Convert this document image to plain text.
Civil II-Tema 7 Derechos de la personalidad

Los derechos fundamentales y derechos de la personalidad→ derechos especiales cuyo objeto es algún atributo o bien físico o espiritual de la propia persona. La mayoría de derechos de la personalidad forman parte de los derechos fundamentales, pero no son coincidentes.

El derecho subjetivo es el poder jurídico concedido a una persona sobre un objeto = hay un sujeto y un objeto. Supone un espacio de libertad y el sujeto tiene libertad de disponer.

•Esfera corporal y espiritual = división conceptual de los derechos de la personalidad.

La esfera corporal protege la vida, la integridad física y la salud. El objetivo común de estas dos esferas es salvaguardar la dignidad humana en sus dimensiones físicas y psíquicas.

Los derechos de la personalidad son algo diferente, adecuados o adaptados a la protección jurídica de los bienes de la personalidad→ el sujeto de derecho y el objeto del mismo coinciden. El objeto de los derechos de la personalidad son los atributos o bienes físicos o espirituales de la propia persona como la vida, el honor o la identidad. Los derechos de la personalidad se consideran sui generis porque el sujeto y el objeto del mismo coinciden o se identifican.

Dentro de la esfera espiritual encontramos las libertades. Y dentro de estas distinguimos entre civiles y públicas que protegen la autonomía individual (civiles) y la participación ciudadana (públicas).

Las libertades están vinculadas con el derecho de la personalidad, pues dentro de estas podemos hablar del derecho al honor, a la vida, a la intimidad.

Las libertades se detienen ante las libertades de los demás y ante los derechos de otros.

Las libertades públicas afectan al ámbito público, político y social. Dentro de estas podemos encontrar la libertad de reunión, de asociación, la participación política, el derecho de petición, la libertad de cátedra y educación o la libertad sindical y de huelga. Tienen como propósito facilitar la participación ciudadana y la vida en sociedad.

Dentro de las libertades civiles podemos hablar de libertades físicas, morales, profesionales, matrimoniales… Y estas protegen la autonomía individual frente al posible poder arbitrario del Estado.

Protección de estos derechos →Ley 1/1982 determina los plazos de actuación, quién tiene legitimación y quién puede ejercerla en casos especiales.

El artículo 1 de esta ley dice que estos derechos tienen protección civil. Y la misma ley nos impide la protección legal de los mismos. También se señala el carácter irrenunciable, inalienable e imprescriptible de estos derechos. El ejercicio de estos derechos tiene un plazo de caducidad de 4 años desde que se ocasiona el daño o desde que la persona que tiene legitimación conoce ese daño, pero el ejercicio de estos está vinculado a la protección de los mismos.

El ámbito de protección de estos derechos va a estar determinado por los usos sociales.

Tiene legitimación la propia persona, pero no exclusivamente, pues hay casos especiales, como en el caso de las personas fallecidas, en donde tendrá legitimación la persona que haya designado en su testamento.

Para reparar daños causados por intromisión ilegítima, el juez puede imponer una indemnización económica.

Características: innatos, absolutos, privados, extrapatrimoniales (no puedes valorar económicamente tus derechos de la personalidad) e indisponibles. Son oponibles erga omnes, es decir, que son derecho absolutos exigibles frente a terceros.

= What this task involves =
Scan the listing above and identify each line holding the string "como"; copy every such line.

= Task solution =
Los derechos de la personalidad son algo diferente, adecuados o adaptados a la protección jurídica de los bienes de la personalidad→ el sujeto de derecho y el objeto del mismo coinciden. El objeto de los derechos de la personalidad son los atributos o bienes físicos o espirituales de la propia persona como la vida, el honor o la identidad. Los derechos de la personalidad se consideran sui generis porque el sujeto y el objeto del mismo coinciden o se identifican.
Las libertades públicas afectan al ámbito público, político y social. Dentro de estas podemos encontrar la libertad de reunión, de asociación, la participación política, el derecho de petición, la libertad de cátedra y educación o la libertad sindical y de huelga. Tienen como propósito facilitar la participación ciudadana y la vida en sociedad.
Tiene legitimación la propia persona, pero no exclusivamente, pues hay casos especiales, como en el caso de las personas fallecidas, en donde tendrá legitimación la persona que haya designado en su testamento.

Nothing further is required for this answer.